#### WHAT IS ASKED
Sift the material for lines containing "Nord", and return them.

#### RECORD LIST
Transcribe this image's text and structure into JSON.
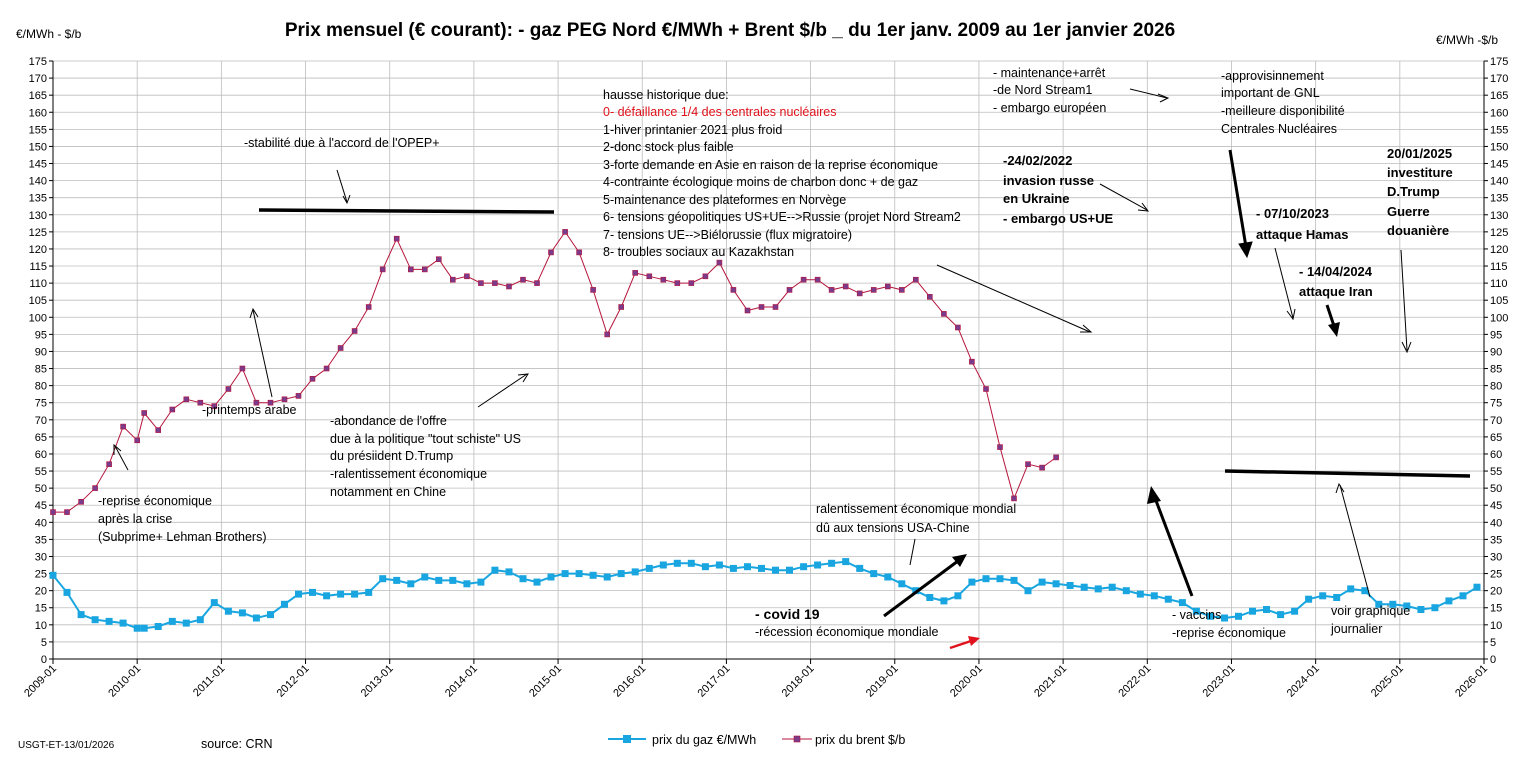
{
  "chart_data": {
    "type": "line",
    "title": "Prix mensuel (€ courant):  - gaz PEG Nord €/MWh + Brent $/b _  du 1er janv. 2009 au 1er janvier 2026",
    "ylabel_left": "€/MWh - $/b",
    "ylabel_right": "€/MWh -$/b",
    "ylim": [
      0,
      175
    ],
    "ytick_step": 5,
    "x_start": "2009-01",
    "x_end": "2026-01",
    "x_ticks": [
      "2009-01",
      "2010-01",
      "2011-01",
      "2012-01",
      "2013-01",
      "2014-01",
      "2015-01",
      "2016-01",
      "2017-01",
      "2018-01",
      "2019-01",
      "2020-01",
      "2021-01",
      "2022-01",
      "2023-01",
      "2024-01",
      "2025-01",
      "2026-01"
    ],
    "grid": true,
    "series": [
      {
        "name": "prix du gaz €/MWh",
        "color": "#19a6e0",
        "marker": "square",
        "points": [
          [
            "2009-01",
            24.5
          ],
          [
            "2009-03",
            19.5
          ],
          [
            "2009-05",
            13
          ],
          [
            "2009-07",
            11.5
          ],
          [
            "2009-09",
            11
          ],
          [
            "2009-11",
            10.5
          ],
          [
            "2010-01",
            9
          ],
          [
            "2010-02",
            9
          ],
          [
            "2010-04",
            9.5
          ],
          [
            "2010-06",
            11
          ],
          [
            "2010-08",
            10.5
          ],
          [
            "2010-10",
            11.5
          ],
          [
            "2010-12",
            16.5
          ],
          [
            "2011-02",
            14
          ],
          [
            "2011-04",
            13.5
          ],
          [
            "2011-06",
            12
          ],
          [
            "2011-08",
            13
          ],
          [
            "2011-10",
            16
          ],
          [
            "2011-12",
            19
          ],
          [
            "2012-02",
            19.5
          ],
          [
            "2012-04",
            18.5
          ],
          [
            "2012-06",
            19
          ],
          [
            "2012-08",
            19
          ],
          [
            "2012-10",
            19.5
          ],
          [
            "2012-12",
            23.5
          ],
          [
            "2013-02",
            23
          ],
          [
            "2013-04",
            22
          ],
          [
            "2013-06",
            24
          ],
          [
            "2013-08",
            23
          ],
          [
            "2013-10",
            23
          ],
          [
            "2013-12",
            22
          ],
          [
            "2014-02",
            22.5
          ],
          [
            "2014-04",
            26
          ],
          [
            "2014-06",
            25.5
          ],
          [
            "2014-08",
            23.5
          ],
          [
            "2014-10",
            22.5
          ],
          [
            "2014-12",
            24
          ],
          [
            "2015-02",
            25
          ],
          [
            "2015-04",
            25
          ],
          [
            "2015-06",
            24.5
          ],
          [
            "2015-08",
            24
          ],
          [
            "2015-10",
            25
          ],
          [
            "2015-12",
            25.5
          ],
          [
            "2016-02",
            26.5
          ],
          [
            "2016-04",
            27.5
          ],
          [
            "2016-06",
            28
          ],
          [
            "2016-08",
            28
          ],
          [
            "2016-10",
            27
          ],
          [
            "2016-12",
            27.5
          ],
          [
            "2017-02",
            26.5
          ],
          [
            "2017-04",
            27
          ],
          [
            "2017-06",
            26.5
          ],
          [
            "2017-08",
            26
          ],
          [
            "2017-10",
            26
          ],
          [
            "2017-12",
            27
          ],
          [
            "2018-02",
            27.5
          ],
          [
            "2018-04",
            28
          ],
          [
            "2018-06",
            28.5
          ],
          [
            "2018-08",
            26.5
          ],
          [
            "2018-10",
            25
          ],
          [
            "2018-12",
            24
          ],
          [
            "2019-02",
            22
          ],
          [
            "2019-04",
            20
          ],
          [
            "2019-06",
            18
          ],
          [
            "2019-08",
            17
          ],
          [
            "2019-10",
            18.5
          ],
          [
            "2019-12",
            22.5
          ],
          [
            "2020-02",
            23.5
          ],
          [
            "2020-04",
            23.5
          ],
          [
            "2020-06",
            23
          ],
          [
            "2020-08",
            20
          ],
          [
            "2020-10",
            22.5
          ],
          [
            "2020-12",
            22
          ],
          [
            "2021-02",
            21.5
          ],
          [
            "2021-04",
            21
          ],
          [
            "2021-06",
            20.5
          ],
          [
            "2021-08",
            21
          ],
          [
            "2021-10",
            20
          ],
          [
            "2021-12",
            19
          ],
          [
            "2022-02",
            18.5
          ],
          [
            "2022-04",
            17.5
          ],
          [
            "2022-06",
            16.5
          ],
          [
            "2022-08",
            14
          ],
          [
            "2022-10",
            12.5
          ],
          [
            "2022-12",
            12
          ],
          [
            "2023-02",
            12.5
          ],
          [
            "2023-04",
            14
          ],
          [
            "2023-06",
            14.5
          ],
          [
            "2023-08",
            13
          ],
          [
            "2023-10",
            14
          ],
          [
            "2023-12",
            17.5
          ],
          [
            "2024-02",
            18.5
          ],
          [
            "2024-04",
            18
          ],
          [
            "2024-06",
            20.5
          ],
          [
            "2024-08",
            20
          ],
          [
            "2024-10",
            16
          ],
          [
            "2024-12",
            16
          ],
          [
            "2025-02",
            15.5
          ],
          [
            "2025-04",
            14.5
          ],
          [
            "2025-06",
            15
          ],
          [
            "2025-08",
            17
          ],
          [
            "2025-10",
            18.5
          ],
          [
            "2025-12",
            21
          ]
        ]
      },
      {
        "name": "prix du brent $/b",
        "color": "#b5153c",
        "marker": "square",
        "points": [
          [
            "2009-01",
            43
          ],
          [
            "2009-03",
            43
          ],
          [
            "2009-05",
            46
          ],
          [
            "2009-07",
            50
          ],
          [
            "2009-09",
            57
          ],
          [
            "2009-11",
            68
          ],
          [
            "2010-01",
            64
          ],
          [
            "2010-02",
            72
          ],
          [
            "2010-04",
            67
          ],
          [
            "2010-06",
            73
          ],
          [
            "2010-08",
            76
          ],
          [
            "2010-10",
            75
          ],
          [
            "2010-12",
            74
          ],
          [
            "2011-02",
            79
          ],
          [
            "2011-04",
            85
          ],
          [
            "2011-06",
            75
          ],
          [
            "2011-08",
            75
          ],
          [
            "2011-10",
            76
          ],
          [
            "2011-12",
            77
          ],
          [
            "2012-02",
            82
          ],
          [
            "2012-04",
            85
          ],
          [
            "2012-06",
            91
          ],
          [
            "2012-08",
            96
          ],
          [
            "2012-10",
            103
          ],
          [
            "2012-12",
            114
          ],
          [
            "2013-02",
            123
          ],
          [
            "2013-04",
            114
          ],
          [
            "2013-06",
            114
          ],
          [
            "2013-08",
            117
          ],
          [
            "2013-10",
            111
          ],
          [
            "2013-12",
            112
          ],
          [
            "2014-02",
            110
          ],
          [
            "2014-04",
            110
          ],
          [
            "2014-06",
            109
          ],
          [
            "2014-08",
            111
          ],
          [
            "2014-10",
            110
          ],
          [
            "2014-12",
            119
          ],
          [
            "2015-02",
            125
          ],
          [
            "2015-04",
            119
          ],
          [
            "2015-06",
            108
          ],
          [
            "2015-08",
            95
          ],
          [
            "2015-10",
            103
          ],
          [
            "2015-12",
            113
          ],
          [
            "2016-02",
            112
          ],
          [
            "2016-04",
            111
          ],
          [
            "2016-06",
            110
          ],
          [
            "2016-08",
            110
          ],
          [
            "2016-10",
            112
          ],
          [
            "2016-12",
            116
          ],
          [
            "2017-02",
            108
          ],
          [
            "2017-04",
            102
          ],
          [
            "2017-06",
            103
          ],
          [
            "2017-08",
            103
          ],
          [
            "2017-10",
            108
          ],
          [
            "2017-12",
            111
          ],
          [
            "2018-02",
            111
          ],
          [
            "2018-04",
            108
          ],
          [
            "2018-06",
            109
          ],
          [
            "2018-08",
            107
          ],
          [
            "2018-10",
            108
          ],
          [
            "2018-12",
            109
          ],
          [
            "2019-02",
            108
          ],
          [
            "2019-04",
            111
          ],
          [
            "2019-06",
            106
          ],
          [
            "2019-08",
            101
          ],
          [
            "2019-10",
            97
          ],
          [
            "2019-12",
            87
          ],
          [
            "2020-02",
            79
          ],
          [
            "2020-04",
            62
          ],
          [
            "2020-06",
            47
          ],
          [
            "2020-08",
            57
          ],
          [
            "2020-10",
            56
          ],
          [
            "2020-12",
            59
          ]
        ]
      }
    ],
    "legend": [
      "prix du gaz €/MWh",
      "prix du brent $/b"
    ],
    "legend_placement": "bottom"
  },
  "annotations": {
    "hausse_title": "hausse historique due:",
    "hausse_0": "0- défaillance 1/4 des centrales nucléaires",
    "hausse_1": "1-hiver printanier 2021  plus froid",
    "hausse_2": "2-donc stock plus faible",
    "hausse_3": "3-forte demande en Asie en raison de la reprise économique",
    "hausse_4": "4-contrainte écologique moins de charbon donc + de gaz",
    "hausse_5": "5-maintenance des plateformes en Norvège",
    "hausse_6": "6- tensions géopolitiques US+UE-->Russie (projet Nord Stream2",
    "hausse_7": "7- tensions UE-->Biélorussie (flux migratoire)",
    "hausse_8": "8- troubles sociaux au Kazakhstan",
    "opep": "-stabilité due à l'accord de l'OPEP+",
    "printemps": "-printemps arabe",
    "reprise_1": "-reprise économique",
    "reprise_2": "après la crise",
    "reprise_3": "(Subprime+ Lehman Brothers)",
    "schiste_1": "-abondance de l'offre",
    "schiste_2": "due à la politique \"tout schiste\" US",
    "schiste_3": "du présiident  D.Trump",
    "schiste_4": "-ralentissement économique",
    "schiste_5": "notamment en Chine",
    "ralent_1": "ralentissement économique mondial",
    "ralent_2": "dû aux tensions USA-Chine",
    "covid_1": "- covid 19",
    "covid_2": "-récession économique mondiale",
    "ns_1": "- maintenance+arrêt",
    "ns_2": "-de Nord Stream1",
    "ns_3": "- embargo  européen",
    "gnl_1": "-approvisinnement",
    "gnl_2": "important de GNL",
    "gnl_3": "-meilleure disponibilité",
    "gnl_4": "Centrales Nucléaires",
    "inv_1": "-24/02/2022",
    "inv_2": "invasion russe",
    "inv_3": " en Ukraine",
    "inv_4": "- embargo US+UE",
    "hamas_1": "- 07/10/2023",
    "hamas_2": "attaque Hamas",
    "iran_1": "- 14/04/2024",
    "iran_2": "attaque Iran",
    "trump_1": "20/01/2025",
    "trump_2": "investiture",
    "trump_3": "D.Trump",
    "trump_4": "Guerre",
    "trump_5": "douanière",
    "vaccins_1": "- vaccins",
    "vaccins_2": "-reprise économique",
    "journalier_1": "voir graphique",
    "journalier_2": "journalier"
  },
  "footer": {
    "code": "USGT-ET-13/01/2026",
    "source": "source: CRN"
  }
}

#### SOLUTION FOR THIS TASK
    "title": "Prix mensuel (€ courant):  - gaz PEG Nord €/MWh + Brent $/b _  du 1er janv. 2009 au 1er janvier 2026",
    "hausse_6": "6- tensions géopolitiques US+UE-->Russie (projet Nord Stream2",
    "ns_2": "-de Nord Stream1",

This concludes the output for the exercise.